--- Begin Materials provided ---

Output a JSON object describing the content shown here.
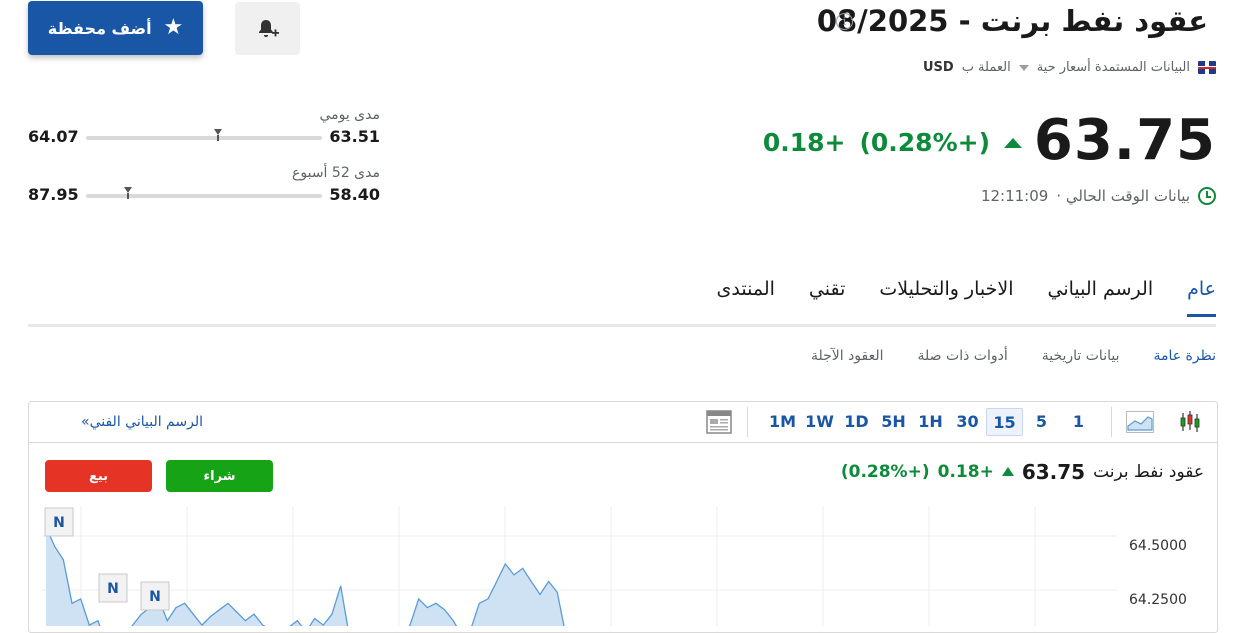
{
  "header": {
    "title": "عقود نفط برنت - 08/2025",
    "info_icon": "i",
    "data_source": "البيانات المستمدة أسعار حية",
    "currency_label": "العملة ب",
    "currency": "USD"
  },
  "actions": {
    "add_portfolio": "أضف محفظة"
  },
  "quote": {
    "price": "63.75",
    "change": "+0.18",
    "change_pct": "(+0.28%)",
    "time_label": "بيانات الوقت الحالي ·",
    "time": "12:11:09"
  },
  "ranges": {
    "daily": {
      "label": "مدى يومي",
      "low": "63.51",
      "high": "64.07",
      "position": 0.44
    },
    "week52": {
      "label": "مدى 52 أسبوع",
      "low": "58.40",
      "high": "87.95",
      "position": 0.82
    }
  },
  "tabs": [
    {
      "label": "عام",
      "active": true
    },
    {
      "label": "الرسم البياني"
    },
    {
      "label": "الاخبار والتحليلات"
    },
    {
      "label": "تقني"
    },
    {
      "label": "المنتدى"
    }
  ],
  "subtabs": [
    {
      "label": "نظرة عامة",
      "active": true
    },
    {
      "label": "بيانات تاريخية"
    },
    {
      "label": "أدوات ذات صلة"
    },
    {
      "label": "العقود الآجلة"
    }
  ],
  "chart_toolbar": {
    "technical_chart_link": "الرسم البياني الفني",
    "link_arrow": "»",
    "timeframes": [
      "1M",
      "1W",
      "1D",
      "5H",
      "1H",
      "30",
      "15",
      "5",
      "1"
    ],
    "active_timeframe": "15"
  },
  "chart_header": {
    "name": "عقود نفط برنت",
    "price": "63.75",
    "change": "+0.18",
    "change_pct": "(+0.28%)",
    "buy": "شراء",
    "sell": "بيع"
  },
  "chart_data": {
    "type": "area",
    "y_ticks": [
      "64.5000",
      "64.2500"
    ],
    "ylim": [
      64.05,
      64.6
    ],
    "series": [
      {
        "values": [
          64.55,
          64.46,
          64.4,
          64.2,
          64.22,
          64.1,
          64.12,
          64.0,
          64.05,
          64.02,
          64.1,
          64.15,
          64.18,
          64.22,
          64.12,
          64.18,
          64.2,
          64.15,
          64.1,
          64.14,
          64.17,
          64.2,
          64.16,
          64.12,
          64.15,
          64.1,
          64.08,
          64.04,
          64.09,
          64.12,
          64.07,
          64.13,
          64.1,
          64.15,
          64.28,
          64.05,
          64.03,
          64.02,
          64.06,
          64.08,
          64.05,
          64.04,
          64.1,
          64.22,
          64.18,
          64.2,
          64.17,
          64.12,
          64.05,
          64.08,
          64.2,
          64.22,
          64.3,
          64.38,
          64.33,
          64.36,
          64.3,
          64.24,
          64.3,
          64.25,
          64.05
        ]
      }
    ],
    "markers": [
      "N",
      "N",
      "N"
    ],
    "colors": {
      "line": "#5b9bd5",
      "fill": "#cfe2f3"
    }
  },
  "colors": {
    "accent": "#1a56a6",
    "up": "#0d8a3a",
    "buy": "#16a316",
    "sell": "#e53426"
  }
}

--- End Materials provided ---

| Set exercise |
The records above should be reproduced exactly, with no pictures included.

| Written reply |
Output a JSON object describing the content shown here.
{
  "header": {
    "title": "عقود نفط برنت - 08/2025",
    "info_icon": "i",
    "data_source": "البيانات المستمدة أسعار حية",
    "currency_label": "العملة ب",
    "currency": "USD"
  },
  "actions": {
    "add_portfolio": "أضف محفظة"
  },
  "quote": {
    "price": "63.75",
    "change": "+0.18",
    "change_pct": "(+0.28%)",
    "time_label": "بيانات الوقت الحالي ·",
    "time": "12:11:09"
  },
  "ranges": {
    "daily": {
      "label": "مدى يومي",
      "low": "63.51",
      "high": "64.07",
      "position": 0.44
    },
    "week52": {
      "label": "مدى 52 أسبوع",
      "low": "58.40",
      "high": "87.95",
      "position": 0.82
    }
  },
  "tabs": [
    {
      "label": "عام",
      "active": true
    },
    {
      "label": "الرسم البياني"
    },
    {
      "label": "الاخبار والتحليلات"
    },
    {
      "label": "تقني"
    },
    {
      "label": "المنتدى"
    }
  ],
  "subtabs": [
    {
      "label": "نظرة عامة",
      "active": true
    },
    {
      "label": "بيانات تاريخية"
    },
    {
      "label": "أدوات ذات صلة"
    },
    {
      "label": "العقود الآجلة"
    }
  ],
  "chart_toolbar": {
    "technical_chart_link": "الرسم البياني الفني",
    "link_arrow": "»",
    "timeframes": [
      "1M",
      "1W",
      "1D",
      "5H",
      "1H",
      "30",
      "15",
      "5",
      "1"
    ],
    "active_timeframe": "15"
  },
  "chart_header": {
    "name": "عقود نفط برنت",
    "price": "63.75",
    "change": "+0.18",
    "change_pct": "(+0.28%)",
    "buy": "شراء",
    "sell": "بيع"
  },
  "chart_data": {
    "type": "area",
    "y_ticks": [
      "64.5000",
      "64.2500"
    ],
    "ylim": [
      64.05,
      64.6
    ],
    "series": [
      {
        "values": [
          64.55,
          64.46,
          64.4,
          64.2,
          64.22,
          64.1,
          64.12,
          64.0,
          64.05,
          64.02,
          64.1,
          64.15,
          64.18,
          64.22,
          64.12,
          64.18,
          64.2,
          64.15,
          64.1,
          64.14,
          64.17,
          64.2,
          64.16,
          64.12,
          64.15,
          64.1,
          64.08,
          64.04,
          64.09,
          64.12,
          64.07,
          64.13,
          64.1,
          64.15,
          64.28,
          64.05,
          64.03,
          64.02,
          64.06,
          64.08,
          64.05,
          64.04,
          64.1,
          64.22,
          64.18,
          64.2,
          64.17,
          64.12,
          64.05,
          64.08,
          64.2,
          64.22,
          64.3,
          64.38,
          64.33,
          64.36,
          64.3,
          64.24,
          64.3,
          64.25,
          64.05
        ]
      }
    ],
    "markers": [
      "N",
      "N",
      "N"
    ],
    "colors": {
      "line": "#5b9bd5",
      "fill": "#cfe2f3"
    }
  },
  "colors": {
    "accent": "#1a56a6",
    "up": "#0d8a3a",
    "buy": "#16a316",
    "sell": "#e53426"
  }
}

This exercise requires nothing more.